#### [INPUT RECORDS]
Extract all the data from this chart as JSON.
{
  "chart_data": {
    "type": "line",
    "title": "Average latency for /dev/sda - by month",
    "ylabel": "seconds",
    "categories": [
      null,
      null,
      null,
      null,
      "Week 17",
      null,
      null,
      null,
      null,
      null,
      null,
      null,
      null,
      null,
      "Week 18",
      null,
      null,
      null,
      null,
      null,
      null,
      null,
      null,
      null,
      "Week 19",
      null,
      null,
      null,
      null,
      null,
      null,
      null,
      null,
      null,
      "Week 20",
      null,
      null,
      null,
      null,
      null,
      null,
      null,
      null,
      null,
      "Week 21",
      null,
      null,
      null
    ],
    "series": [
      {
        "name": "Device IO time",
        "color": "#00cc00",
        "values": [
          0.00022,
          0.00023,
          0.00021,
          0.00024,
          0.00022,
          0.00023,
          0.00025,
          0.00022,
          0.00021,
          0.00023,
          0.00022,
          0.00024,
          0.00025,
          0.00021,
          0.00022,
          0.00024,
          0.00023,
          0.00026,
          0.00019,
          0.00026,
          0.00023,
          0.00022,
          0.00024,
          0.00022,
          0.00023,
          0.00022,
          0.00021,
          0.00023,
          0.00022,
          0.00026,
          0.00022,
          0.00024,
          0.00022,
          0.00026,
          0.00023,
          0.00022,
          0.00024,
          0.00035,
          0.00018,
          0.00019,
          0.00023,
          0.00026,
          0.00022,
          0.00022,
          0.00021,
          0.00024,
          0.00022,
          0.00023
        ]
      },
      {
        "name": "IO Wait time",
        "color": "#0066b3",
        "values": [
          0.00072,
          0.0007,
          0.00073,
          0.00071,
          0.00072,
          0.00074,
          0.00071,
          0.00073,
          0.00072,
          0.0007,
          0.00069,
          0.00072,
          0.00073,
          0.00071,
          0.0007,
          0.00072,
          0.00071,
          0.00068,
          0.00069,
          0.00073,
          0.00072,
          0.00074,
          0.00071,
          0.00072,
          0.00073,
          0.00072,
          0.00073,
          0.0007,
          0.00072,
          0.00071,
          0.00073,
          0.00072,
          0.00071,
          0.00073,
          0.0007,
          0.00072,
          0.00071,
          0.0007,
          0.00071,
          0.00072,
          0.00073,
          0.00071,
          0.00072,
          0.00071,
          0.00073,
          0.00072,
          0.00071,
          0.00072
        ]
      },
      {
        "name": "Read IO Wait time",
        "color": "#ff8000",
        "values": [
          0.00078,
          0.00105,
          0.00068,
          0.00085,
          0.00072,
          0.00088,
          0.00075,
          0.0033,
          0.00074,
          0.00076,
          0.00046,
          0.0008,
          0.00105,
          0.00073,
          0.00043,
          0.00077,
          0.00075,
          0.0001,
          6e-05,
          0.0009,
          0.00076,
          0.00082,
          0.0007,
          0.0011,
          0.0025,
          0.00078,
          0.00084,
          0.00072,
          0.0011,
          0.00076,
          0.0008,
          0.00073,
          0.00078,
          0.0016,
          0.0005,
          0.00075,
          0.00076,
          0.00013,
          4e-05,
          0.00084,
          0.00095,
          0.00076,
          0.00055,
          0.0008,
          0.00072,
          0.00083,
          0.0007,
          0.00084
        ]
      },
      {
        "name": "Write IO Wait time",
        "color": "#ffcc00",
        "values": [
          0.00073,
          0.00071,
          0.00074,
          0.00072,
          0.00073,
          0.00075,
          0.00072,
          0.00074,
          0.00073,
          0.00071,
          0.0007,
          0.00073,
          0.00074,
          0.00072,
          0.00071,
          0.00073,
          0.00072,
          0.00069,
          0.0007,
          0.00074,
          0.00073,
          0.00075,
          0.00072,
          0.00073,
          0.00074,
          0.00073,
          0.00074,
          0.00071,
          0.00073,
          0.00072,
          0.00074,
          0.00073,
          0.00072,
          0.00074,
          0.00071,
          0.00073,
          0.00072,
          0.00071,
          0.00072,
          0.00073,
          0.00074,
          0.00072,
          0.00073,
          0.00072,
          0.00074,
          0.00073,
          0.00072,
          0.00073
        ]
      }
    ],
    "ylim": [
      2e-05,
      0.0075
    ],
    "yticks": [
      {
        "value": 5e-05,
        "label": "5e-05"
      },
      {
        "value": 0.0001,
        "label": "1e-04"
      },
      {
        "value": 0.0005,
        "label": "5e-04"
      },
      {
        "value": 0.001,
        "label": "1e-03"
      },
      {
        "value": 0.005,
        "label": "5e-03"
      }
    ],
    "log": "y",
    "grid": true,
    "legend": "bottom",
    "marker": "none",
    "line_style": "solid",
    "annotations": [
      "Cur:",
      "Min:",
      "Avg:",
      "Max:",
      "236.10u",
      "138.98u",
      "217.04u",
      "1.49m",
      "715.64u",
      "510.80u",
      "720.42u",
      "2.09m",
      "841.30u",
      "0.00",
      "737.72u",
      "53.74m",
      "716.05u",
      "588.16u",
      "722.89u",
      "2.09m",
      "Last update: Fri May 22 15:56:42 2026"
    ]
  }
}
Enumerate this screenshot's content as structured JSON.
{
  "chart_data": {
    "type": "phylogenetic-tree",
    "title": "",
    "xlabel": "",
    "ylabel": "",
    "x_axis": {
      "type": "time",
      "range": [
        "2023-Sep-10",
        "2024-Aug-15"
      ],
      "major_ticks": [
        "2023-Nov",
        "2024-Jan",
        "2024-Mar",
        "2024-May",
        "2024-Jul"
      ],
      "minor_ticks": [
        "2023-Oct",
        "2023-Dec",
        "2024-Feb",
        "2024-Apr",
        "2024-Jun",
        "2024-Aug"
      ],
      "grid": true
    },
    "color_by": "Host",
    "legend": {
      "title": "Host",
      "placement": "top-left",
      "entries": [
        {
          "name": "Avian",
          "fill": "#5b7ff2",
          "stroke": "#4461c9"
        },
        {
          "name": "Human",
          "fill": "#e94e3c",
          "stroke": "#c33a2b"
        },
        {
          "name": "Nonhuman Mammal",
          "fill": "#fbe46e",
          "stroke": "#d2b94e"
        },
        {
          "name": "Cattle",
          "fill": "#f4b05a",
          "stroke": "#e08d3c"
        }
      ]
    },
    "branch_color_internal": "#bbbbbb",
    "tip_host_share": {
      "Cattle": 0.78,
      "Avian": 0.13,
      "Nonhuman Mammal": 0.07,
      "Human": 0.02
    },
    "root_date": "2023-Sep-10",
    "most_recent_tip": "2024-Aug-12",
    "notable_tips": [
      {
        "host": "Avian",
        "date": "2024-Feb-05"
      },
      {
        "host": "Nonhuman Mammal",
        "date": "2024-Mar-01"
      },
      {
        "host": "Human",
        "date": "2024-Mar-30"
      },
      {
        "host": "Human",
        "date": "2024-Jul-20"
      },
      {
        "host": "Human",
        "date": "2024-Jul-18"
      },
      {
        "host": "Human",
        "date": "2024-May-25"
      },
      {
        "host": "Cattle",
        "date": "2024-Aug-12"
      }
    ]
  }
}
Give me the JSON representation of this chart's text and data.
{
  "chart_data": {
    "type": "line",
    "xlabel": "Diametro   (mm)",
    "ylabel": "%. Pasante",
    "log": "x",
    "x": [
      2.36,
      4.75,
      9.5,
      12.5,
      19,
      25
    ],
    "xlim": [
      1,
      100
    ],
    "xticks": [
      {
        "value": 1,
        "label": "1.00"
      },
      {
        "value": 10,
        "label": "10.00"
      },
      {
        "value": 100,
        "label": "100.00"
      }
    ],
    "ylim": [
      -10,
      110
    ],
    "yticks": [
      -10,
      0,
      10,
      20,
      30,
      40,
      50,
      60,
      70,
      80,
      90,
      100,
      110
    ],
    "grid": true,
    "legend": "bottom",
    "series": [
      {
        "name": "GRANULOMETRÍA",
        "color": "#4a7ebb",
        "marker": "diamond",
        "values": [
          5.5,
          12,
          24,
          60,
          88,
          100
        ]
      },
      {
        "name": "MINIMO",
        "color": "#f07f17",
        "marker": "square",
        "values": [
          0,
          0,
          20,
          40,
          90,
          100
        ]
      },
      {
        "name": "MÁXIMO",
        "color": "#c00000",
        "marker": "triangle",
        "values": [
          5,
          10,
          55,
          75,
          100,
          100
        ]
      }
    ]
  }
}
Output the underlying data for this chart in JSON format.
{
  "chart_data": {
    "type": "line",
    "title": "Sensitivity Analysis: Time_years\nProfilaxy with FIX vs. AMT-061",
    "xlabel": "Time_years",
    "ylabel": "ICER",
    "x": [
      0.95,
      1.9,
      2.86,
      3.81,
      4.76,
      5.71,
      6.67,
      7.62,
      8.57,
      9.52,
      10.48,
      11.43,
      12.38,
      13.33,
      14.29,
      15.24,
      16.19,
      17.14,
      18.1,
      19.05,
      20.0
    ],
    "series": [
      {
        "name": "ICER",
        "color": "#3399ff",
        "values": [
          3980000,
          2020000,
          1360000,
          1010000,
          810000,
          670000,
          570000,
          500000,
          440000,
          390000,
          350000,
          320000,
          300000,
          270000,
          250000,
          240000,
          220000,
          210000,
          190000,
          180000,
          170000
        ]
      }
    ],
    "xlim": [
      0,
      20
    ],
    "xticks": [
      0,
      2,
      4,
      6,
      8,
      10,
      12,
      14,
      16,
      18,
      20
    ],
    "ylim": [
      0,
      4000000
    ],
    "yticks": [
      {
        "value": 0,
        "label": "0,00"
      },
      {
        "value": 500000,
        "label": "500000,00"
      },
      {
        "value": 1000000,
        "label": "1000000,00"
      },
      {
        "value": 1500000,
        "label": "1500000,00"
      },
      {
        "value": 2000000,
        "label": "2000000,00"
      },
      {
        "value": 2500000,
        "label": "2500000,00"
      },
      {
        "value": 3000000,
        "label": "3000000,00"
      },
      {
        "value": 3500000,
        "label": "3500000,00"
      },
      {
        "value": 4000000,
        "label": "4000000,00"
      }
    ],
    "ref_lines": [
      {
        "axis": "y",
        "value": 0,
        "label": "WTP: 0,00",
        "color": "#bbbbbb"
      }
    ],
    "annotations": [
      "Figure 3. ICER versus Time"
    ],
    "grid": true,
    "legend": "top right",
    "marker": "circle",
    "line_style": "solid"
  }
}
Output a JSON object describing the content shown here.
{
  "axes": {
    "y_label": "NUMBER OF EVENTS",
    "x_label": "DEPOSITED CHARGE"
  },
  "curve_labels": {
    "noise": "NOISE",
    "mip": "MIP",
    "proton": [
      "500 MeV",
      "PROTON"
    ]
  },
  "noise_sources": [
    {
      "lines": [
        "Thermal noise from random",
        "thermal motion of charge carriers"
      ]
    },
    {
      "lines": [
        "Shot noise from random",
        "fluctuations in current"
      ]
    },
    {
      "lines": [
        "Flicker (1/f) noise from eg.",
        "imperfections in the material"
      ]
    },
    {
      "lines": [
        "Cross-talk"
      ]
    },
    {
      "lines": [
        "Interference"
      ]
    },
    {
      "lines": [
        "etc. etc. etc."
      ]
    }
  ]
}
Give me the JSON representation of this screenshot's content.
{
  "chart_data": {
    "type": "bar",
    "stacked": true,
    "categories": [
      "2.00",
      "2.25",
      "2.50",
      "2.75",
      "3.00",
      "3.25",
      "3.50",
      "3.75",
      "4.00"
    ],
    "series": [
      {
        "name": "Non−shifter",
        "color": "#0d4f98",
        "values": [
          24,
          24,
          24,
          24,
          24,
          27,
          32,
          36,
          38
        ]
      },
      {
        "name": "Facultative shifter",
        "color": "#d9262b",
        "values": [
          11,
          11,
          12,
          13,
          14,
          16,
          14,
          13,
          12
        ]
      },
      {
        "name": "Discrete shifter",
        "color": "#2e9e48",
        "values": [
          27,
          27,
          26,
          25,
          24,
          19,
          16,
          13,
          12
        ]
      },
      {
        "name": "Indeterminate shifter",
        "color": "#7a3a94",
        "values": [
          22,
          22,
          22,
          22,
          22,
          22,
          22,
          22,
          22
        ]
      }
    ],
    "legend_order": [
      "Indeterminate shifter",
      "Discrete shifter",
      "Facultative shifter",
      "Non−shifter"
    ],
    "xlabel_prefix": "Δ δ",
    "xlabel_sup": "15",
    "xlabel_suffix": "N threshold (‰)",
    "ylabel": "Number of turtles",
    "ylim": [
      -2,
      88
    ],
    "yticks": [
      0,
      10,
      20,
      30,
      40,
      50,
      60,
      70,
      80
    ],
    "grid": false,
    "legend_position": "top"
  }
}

#### [WHAT YOU ARE ASKED TO DO]
Locate each line with the word "Facultative" and copy it.

#### [FULL OUTPUT]
        "name": "Facultative shifter",
      "Facultative shifter",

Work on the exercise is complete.